Duplicate the passage of the burnout and neurodiversity article between "It comes from" and "anchor themselves in.", inclusive.

» **Supplied text**
**********

Burnout and Neurodiversity: When the World Wasn’t Made for You

Burnout and Neurodiversity: When the World Wasn’t Made for You

There’s a particular sense of being absolutely and utterly lost that doesn’t come from not trying hard enough.

It comes from doing all the things you’re meant to do — reading the books, following the advice, showing up, pushing through — and still feeling as though something isn’t quite lining up. As if you’re working hard to fit into a life that doesn’t seem to hold you in the way you hoped it would.

For many people, this shows up as overwhelming exhaustion. Or confusion. Or a sense of being slightly out of step with the world around you. You might tell yourself you need more confidence, more clarity, more discipline. Or you might wonder why change seems to come more easily to other people.

This is often the moment people arrive here — not because they want to reinvent themselves, but because they’re looking for something steadier to stand on and anchor themselves in.

One of the things we keep returning to through the podcast A Thought I Kept is the idea that sometimes it’s not a new plan we need, but a new way of seeing. A thought that doesn’t tell us what to do, but helps us understand what’s already happening.

In a recent conversation, Matthew Bellringer shared one such idea. Their “thought kept” was:

“ neurodiversity — and more specifically, the understanding that people experience the world in fundamentally different ways.”

**********

» **Material**
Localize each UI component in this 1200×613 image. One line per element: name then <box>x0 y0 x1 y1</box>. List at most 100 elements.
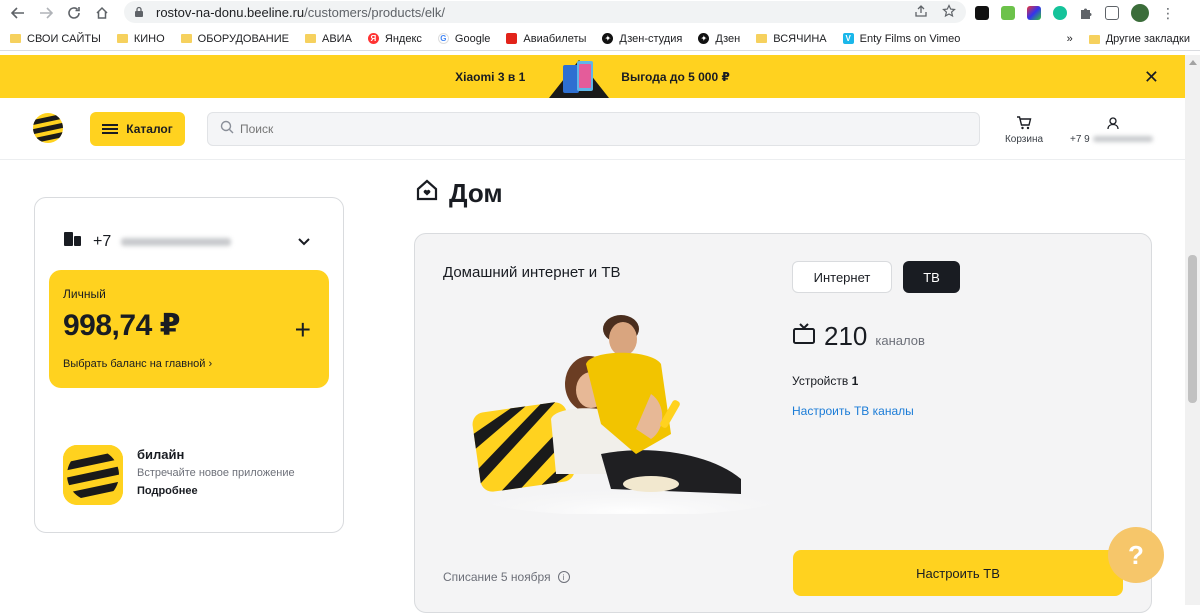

**********

» **Expected output**
It comes from doing all the things you’re meant to do — reading the books, following the advice, showing up, pushing through — and still feeling as though something isn’t quite lining up. As if you’re working hard to fit into a life that doesn’t seem to hold you in the way you hoped it would.

For many people, this shows up as overwhelming exhaustion. Or confusion. Or a sense of being slightly out of step with the world around you. You might tell yourself you need more confidence, more clarity, more discipline. Or you might wonder why change seems to come more easily to other people.

This is often the moment people arrive here — not because they want to reinvent themselves, but because they’re looking for something steadier to stand on and anchor themselves in.